# The request:
Using the data below, copy each line that includes the word "source".

..............................

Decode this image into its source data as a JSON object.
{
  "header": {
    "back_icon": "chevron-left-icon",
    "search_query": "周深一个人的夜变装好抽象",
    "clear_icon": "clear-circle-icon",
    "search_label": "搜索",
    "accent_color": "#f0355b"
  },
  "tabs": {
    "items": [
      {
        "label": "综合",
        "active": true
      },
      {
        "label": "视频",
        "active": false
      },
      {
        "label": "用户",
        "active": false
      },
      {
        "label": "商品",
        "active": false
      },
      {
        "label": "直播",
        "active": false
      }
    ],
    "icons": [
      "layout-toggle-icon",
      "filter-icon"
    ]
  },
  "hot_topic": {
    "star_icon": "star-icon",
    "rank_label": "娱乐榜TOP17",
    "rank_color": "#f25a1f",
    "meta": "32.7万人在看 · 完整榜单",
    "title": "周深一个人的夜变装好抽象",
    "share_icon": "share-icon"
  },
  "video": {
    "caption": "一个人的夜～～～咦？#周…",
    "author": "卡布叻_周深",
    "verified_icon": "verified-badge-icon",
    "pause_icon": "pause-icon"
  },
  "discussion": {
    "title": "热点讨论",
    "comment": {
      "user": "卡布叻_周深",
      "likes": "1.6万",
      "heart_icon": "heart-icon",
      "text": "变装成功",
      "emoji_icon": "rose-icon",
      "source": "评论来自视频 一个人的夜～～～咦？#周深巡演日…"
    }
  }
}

..............................

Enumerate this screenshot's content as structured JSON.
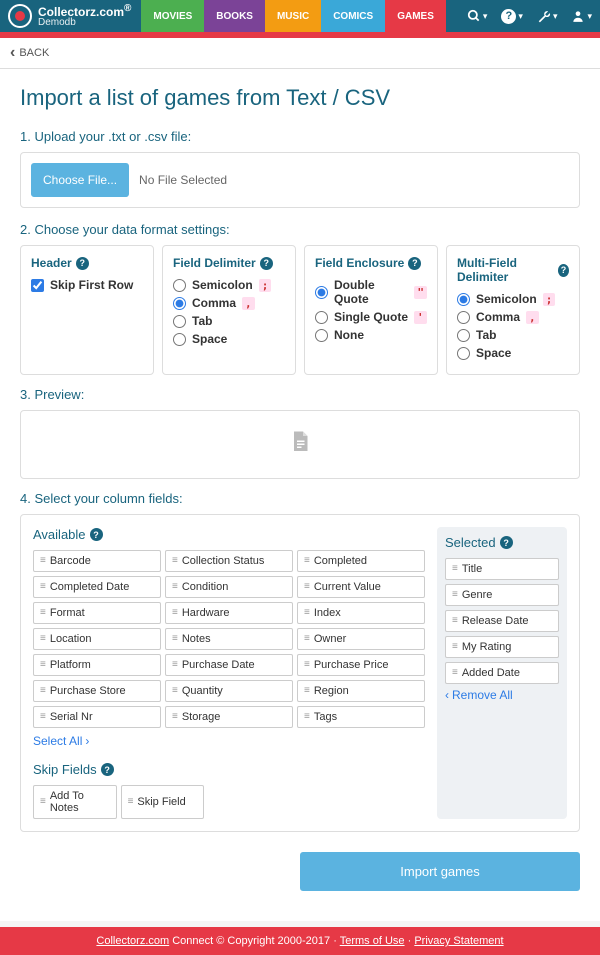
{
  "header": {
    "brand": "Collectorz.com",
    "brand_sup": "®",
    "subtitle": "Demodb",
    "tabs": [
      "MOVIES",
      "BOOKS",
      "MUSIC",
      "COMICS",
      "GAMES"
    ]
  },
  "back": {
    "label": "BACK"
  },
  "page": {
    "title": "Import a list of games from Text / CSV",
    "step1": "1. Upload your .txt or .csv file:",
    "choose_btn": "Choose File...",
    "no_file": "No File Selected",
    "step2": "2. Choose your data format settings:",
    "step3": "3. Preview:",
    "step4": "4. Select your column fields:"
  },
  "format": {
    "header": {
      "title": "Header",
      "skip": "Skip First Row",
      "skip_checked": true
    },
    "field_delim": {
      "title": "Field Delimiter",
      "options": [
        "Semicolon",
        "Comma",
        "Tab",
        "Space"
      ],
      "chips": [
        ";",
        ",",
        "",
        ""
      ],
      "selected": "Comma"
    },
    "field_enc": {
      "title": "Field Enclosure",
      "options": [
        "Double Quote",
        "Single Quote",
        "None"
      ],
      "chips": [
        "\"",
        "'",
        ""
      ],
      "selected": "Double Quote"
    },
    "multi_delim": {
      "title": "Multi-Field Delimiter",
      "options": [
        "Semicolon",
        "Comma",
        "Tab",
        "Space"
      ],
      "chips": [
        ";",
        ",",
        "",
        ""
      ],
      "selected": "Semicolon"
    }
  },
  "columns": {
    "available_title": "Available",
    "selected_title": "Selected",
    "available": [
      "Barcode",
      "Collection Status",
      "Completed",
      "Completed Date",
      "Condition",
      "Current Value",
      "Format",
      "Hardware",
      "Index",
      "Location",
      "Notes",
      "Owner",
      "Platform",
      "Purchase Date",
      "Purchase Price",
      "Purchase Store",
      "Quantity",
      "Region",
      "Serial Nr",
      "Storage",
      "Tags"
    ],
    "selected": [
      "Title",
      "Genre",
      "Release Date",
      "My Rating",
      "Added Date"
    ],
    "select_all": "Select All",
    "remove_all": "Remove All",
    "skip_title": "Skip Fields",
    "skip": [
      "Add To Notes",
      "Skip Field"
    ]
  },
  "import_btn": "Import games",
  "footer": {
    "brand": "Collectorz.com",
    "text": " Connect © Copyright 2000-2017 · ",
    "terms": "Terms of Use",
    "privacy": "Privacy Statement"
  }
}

..............................

# Exercise response:
Decode this image into its source data as a JSON object.
      "source": "评论来自视频 一个人的夜～～～咦？#周深巡演日…"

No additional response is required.